▶ _Document segment_:

-- begin --

SECURITIES AND EXCHANGE COMMISSION

Washington, D.C. 20549

 

SCHEDULE 14D-9

(Rule 14d-101)

 

Solicitation/Recommendation Statement Under Section 14(d)(4) of the Securities Exchange
Act of 1934
(Amendment No. 1)

 

Oregon Steel Mills, Inc.

(Name of Subject Company)

 

Oregon Steel Mills, Inc.

(Name of Person Filing Statement)

 

Common Stock, $0.01 par value per share
(including the associated preferred stock purchase rights)

(Title of Class of Securities)

 

686079104

(CUSIP Number of Class of Securities)

 

L. Ray Adams

Vice President, Finance
Oregon Steel Mills, Inc.
1000 S.W. Broadway, Suite 2200
Portland, Oregon 97205

(503) 223-9228

(Name, Address and Telephone Number of Person Authorized to Receive Notices and

Communications on Behalf of Person Filing Statement)

 

Copy to:

 

J. D. Weinberg, Esq.
Covington & Burling LLP
1330 Avenue of the Americas
New York, New York 10019
(212) 841-1000

 

o                                    Check the box if the filing relates solely to preliminary communications made before the commencement of a tender offer.

-- end --

▶ _Material supplied_:
-- begin --

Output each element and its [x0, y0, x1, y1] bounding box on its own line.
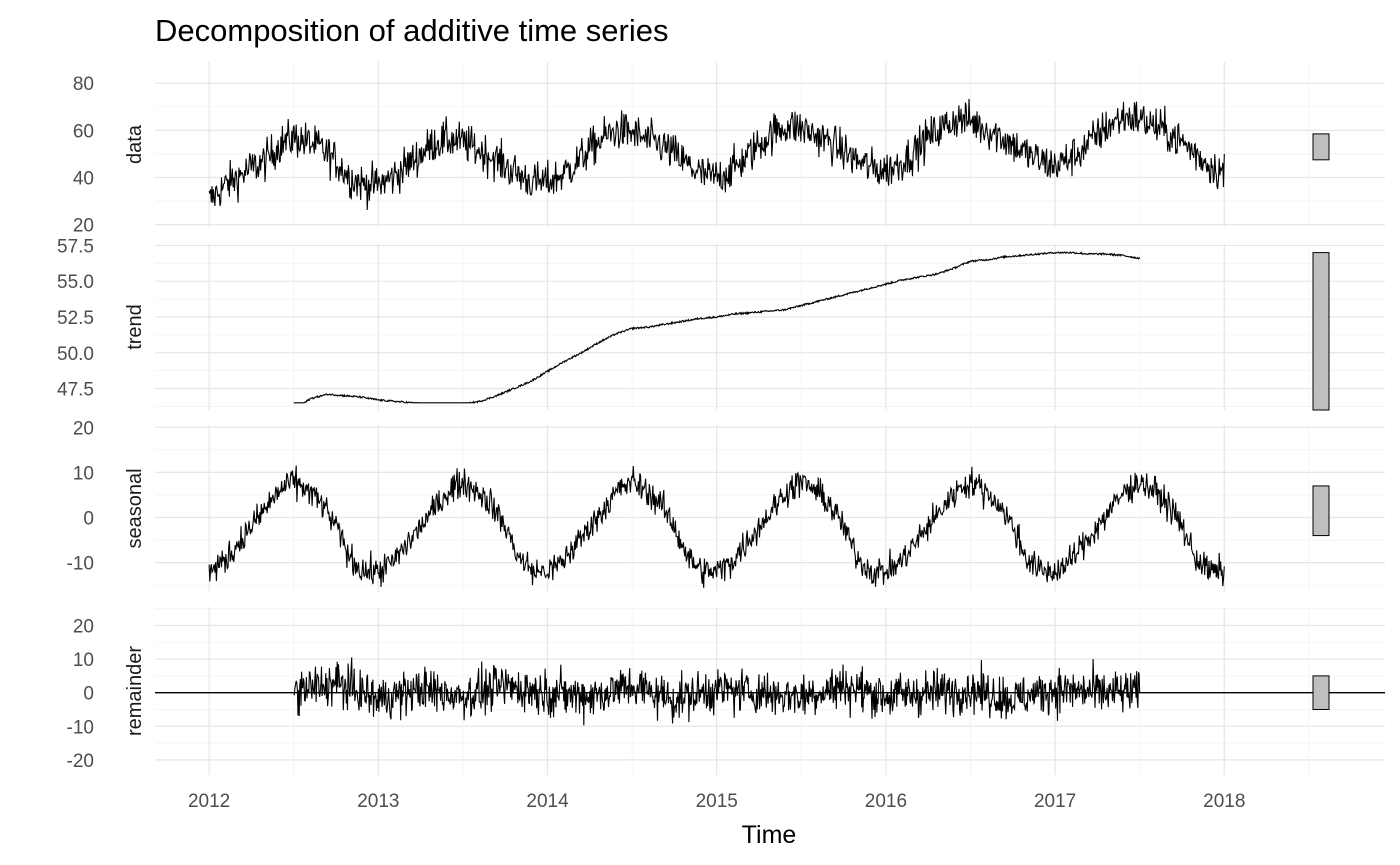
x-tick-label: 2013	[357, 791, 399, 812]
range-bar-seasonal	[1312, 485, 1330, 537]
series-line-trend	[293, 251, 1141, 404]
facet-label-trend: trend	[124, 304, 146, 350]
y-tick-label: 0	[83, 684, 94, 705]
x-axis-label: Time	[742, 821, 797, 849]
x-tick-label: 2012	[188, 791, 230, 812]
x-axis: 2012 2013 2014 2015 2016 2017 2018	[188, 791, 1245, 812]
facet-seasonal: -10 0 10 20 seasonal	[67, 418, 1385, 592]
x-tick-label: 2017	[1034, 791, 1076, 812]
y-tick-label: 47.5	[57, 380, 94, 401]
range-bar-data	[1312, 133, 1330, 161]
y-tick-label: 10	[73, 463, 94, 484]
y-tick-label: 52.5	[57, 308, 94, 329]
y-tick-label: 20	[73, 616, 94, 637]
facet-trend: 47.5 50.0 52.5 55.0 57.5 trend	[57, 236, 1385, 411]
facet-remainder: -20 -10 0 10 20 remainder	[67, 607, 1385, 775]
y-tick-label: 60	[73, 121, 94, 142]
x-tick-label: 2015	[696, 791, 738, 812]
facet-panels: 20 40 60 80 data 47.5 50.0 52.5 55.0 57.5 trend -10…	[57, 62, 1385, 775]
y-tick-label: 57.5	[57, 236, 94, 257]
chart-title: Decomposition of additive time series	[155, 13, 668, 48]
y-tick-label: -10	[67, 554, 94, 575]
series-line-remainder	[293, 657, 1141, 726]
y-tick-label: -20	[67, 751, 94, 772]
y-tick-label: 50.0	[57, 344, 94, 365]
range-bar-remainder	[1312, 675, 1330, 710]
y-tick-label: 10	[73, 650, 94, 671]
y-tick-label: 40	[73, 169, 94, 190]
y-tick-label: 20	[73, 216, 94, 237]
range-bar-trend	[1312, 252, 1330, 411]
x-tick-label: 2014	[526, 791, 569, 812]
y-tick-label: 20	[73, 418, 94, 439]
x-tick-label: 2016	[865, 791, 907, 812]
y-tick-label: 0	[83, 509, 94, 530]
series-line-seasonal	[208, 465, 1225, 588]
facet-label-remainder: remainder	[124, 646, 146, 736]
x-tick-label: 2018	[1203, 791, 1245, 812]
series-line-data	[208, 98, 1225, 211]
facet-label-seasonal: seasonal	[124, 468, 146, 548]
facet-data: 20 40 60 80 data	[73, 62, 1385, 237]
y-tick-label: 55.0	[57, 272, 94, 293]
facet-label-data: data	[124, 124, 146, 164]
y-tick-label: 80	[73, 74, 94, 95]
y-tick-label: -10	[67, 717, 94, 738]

-- end --
-- begin --

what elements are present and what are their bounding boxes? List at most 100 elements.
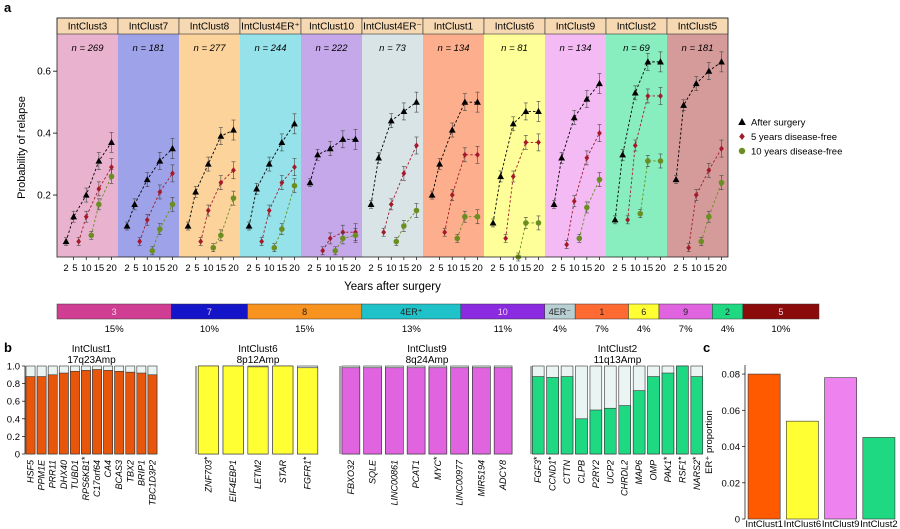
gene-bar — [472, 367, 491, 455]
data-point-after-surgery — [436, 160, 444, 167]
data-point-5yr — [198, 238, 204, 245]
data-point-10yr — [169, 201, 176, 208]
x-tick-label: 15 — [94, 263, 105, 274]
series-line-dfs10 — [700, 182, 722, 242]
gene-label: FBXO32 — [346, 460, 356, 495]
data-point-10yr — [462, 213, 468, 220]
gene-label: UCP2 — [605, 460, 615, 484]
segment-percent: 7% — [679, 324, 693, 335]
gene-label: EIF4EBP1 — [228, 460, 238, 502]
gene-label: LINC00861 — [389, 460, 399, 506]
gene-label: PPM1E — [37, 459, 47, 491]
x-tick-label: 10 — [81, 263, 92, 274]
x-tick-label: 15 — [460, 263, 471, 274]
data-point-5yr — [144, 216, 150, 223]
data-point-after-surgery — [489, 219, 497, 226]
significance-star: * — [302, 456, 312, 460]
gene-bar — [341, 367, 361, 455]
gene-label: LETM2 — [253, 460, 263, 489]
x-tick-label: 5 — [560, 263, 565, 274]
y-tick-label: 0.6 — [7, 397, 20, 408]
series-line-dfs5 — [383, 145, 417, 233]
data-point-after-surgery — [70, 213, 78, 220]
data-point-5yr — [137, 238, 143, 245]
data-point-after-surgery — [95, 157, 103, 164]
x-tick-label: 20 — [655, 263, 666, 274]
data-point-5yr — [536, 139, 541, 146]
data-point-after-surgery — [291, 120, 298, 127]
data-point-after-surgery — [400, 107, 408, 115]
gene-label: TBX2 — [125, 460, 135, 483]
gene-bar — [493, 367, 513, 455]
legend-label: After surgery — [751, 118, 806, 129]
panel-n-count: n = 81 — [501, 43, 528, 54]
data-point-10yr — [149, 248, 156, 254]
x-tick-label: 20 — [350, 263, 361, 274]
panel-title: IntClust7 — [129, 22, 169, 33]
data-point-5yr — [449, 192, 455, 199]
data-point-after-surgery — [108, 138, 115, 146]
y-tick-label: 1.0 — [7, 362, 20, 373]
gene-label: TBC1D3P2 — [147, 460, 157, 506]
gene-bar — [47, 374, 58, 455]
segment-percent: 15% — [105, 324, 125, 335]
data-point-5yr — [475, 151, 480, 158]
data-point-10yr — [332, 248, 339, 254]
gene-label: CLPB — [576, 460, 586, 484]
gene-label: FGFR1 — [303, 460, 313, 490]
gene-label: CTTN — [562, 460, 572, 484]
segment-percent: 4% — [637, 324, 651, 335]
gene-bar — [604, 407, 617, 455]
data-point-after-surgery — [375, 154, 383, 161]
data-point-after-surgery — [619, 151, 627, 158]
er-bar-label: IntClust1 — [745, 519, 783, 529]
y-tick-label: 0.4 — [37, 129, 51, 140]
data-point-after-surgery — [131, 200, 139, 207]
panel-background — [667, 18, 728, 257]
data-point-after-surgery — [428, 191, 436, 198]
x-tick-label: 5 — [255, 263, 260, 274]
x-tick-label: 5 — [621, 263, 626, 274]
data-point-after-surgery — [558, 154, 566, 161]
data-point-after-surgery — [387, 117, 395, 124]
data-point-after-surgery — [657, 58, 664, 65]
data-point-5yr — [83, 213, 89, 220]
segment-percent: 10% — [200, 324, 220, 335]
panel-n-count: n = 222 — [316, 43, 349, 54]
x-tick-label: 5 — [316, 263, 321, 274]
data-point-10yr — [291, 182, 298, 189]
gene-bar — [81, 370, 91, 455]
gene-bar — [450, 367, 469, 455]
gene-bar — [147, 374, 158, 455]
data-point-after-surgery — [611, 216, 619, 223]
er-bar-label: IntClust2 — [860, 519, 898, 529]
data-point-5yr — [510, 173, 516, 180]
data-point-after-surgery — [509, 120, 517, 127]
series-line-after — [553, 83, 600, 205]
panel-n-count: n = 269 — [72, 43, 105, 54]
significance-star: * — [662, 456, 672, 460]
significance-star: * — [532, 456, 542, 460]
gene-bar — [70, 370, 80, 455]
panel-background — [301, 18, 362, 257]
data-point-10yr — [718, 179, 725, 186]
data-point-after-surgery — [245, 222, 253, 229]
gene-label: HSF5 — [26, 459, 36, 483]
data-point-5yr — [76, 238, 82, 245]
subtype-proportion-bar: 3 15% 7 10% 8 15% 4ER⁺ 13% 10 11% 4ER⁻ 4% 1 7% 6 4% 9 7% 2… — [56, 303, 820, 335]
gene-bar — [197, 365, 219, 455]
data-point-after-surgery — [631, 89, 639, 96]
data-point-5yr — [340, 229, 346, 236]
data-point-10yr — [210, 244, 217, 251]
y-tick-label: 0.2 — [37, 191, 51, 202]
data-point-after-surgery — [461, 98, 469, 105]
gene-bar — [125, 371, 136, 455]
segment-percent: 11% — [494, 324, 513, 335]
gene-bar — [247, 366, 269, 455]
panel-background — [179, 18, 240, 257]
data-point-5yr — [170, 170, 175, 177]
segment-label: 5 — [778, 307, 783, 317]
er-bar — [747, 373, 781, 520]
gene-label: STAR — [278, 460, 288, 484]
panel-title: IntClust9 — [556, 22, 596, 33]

-- end --
-- begin --

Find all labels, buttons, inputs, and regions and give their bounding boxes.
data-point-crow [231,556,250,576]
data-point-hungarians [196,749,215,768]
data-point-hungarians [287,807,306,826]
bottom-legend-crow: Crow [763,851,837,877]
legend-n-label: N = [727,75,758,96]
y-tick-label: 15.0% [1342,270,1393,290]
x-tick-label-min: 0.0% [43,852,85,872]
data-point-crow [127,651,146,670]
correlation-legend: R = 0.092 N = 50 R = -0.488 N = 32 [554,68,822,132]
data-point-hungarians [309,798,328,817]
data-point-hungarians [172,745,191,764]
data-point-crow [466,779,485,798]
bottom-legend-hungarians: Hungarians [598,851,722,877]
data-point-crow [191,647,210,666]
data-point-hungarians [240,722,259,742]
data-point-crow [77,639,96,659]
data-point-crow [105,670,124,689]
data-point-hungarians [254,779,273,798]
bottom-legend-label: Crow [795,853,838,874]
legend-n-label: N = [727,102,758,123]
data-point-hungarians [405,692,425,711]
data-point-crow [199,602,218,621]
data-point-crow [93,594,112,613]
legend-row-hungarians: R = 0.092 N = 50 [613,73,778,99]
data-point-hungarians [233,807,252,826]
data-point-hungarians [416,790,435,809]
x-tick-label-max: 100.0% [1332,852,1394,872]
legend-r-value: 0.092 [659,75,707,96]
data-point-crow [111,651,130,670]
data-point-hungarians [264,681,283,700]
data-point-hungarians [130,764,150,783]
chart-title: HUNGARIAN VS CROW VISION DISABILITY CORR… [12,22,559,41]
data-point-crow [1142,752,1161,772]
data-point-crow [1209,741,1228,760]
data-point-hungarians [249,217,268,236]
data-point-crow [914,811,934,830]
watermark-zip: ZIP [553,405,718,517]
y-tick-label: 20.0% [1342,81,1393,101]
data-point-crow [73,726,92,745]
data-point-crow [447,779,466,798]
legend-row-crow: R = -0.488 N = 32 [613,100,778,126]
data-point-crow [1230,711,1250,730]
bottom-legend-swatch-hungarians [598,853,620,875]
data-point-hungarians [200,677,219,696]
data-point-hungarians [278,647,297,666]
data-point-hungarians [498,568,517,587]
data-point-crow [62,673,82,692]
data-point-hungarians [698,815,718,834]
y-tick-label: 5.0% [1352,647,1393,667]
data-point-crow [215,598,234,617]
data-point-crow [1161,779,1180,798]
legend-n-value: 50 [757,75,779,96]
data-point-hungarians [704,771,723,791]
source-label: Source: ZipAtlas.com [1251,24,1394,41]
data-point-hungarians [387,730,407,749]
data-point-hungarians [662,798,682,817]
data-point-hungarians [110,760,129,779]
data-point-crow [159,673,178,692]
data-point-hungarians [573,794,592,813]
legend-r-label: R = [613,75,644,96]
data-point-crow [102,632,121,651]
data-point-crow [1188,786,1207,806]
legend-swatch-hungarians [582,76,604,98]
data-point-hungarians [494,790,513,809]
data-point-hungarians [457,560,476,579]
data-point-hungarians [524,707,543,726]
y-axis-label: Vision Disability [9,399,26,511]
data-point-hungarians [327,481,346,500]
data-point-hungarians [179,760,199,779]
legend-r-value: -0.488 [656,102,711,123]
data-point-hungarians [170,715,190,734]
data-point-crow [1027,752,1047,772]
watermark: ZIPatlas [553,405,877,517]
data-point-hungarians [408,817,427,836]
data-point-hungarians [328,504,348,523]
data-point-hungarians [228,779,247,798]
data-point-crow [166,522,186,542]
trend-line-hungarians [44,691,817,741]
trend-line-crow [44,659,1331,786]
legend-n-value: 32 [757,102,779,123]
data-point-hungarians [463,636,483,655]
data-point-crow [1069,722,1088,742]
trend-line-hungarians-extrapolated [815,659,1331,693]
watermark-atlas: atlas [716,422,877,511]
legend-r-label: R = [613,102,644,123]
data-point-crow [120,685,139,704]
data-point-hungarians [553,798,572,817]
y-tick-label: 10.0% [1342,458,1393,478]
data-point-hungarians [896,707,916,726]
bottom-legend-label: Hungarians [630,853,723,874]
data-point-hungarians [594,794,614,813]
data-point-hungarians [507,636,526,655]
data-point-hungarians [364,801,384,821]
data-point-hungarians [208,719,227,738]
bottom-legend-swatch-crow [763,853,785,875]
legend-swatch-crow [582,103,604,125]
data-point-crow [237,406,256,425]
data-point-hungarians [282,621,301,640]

-- end --

▶ _Given request_:
Return the Schedule 14D-9 cover page for Oregon Steel Mills, Inc. word for word, from start to finish.

▶ _Task output_:
SECURITIES AND EXCHANGE COMMISSION

Washington, D.C. 20549

 

SCHEDULE 14D-9

(Rule 14d-101)

 

Solicitation/Recommendation Statement Under Section 14(d)(4) of the Securities Exchange
Act of 1934
(Amendment No. 1)

 

Oregon Steel Mills, Inc.

(Name of Subject Company)

 

Oregon Steel Mills, Inc.

(Name of Person Filing Statement)

 

Common Stock, $0.01 par value per share
(including the associated preferred stock purchase rights)

(Title of Class of Securities)

 

686079104

(CUSIP Number of Class of Securities)

 

L. Ray Adams

Vice President, Finance
Oregon Steel Mills, Inc.
1000 S.W. Broadway, Suite 2200
Portland, Oregon 97205

(503) 223-9228

(Name, Address and Telephone Number of Person Authorized to Receive Notices and

Communications on Behalf of Person Filing Statement)

 

Copy to:

 

J. D. Weinberg, Esq.
Covington & Burling LLP
1330 Avenue of the Americas
New York, New York 10019
(212) 841-1000

 

o                                    Check the box if the filing relates solely to preliminary communications made before the commencement of a tender offer.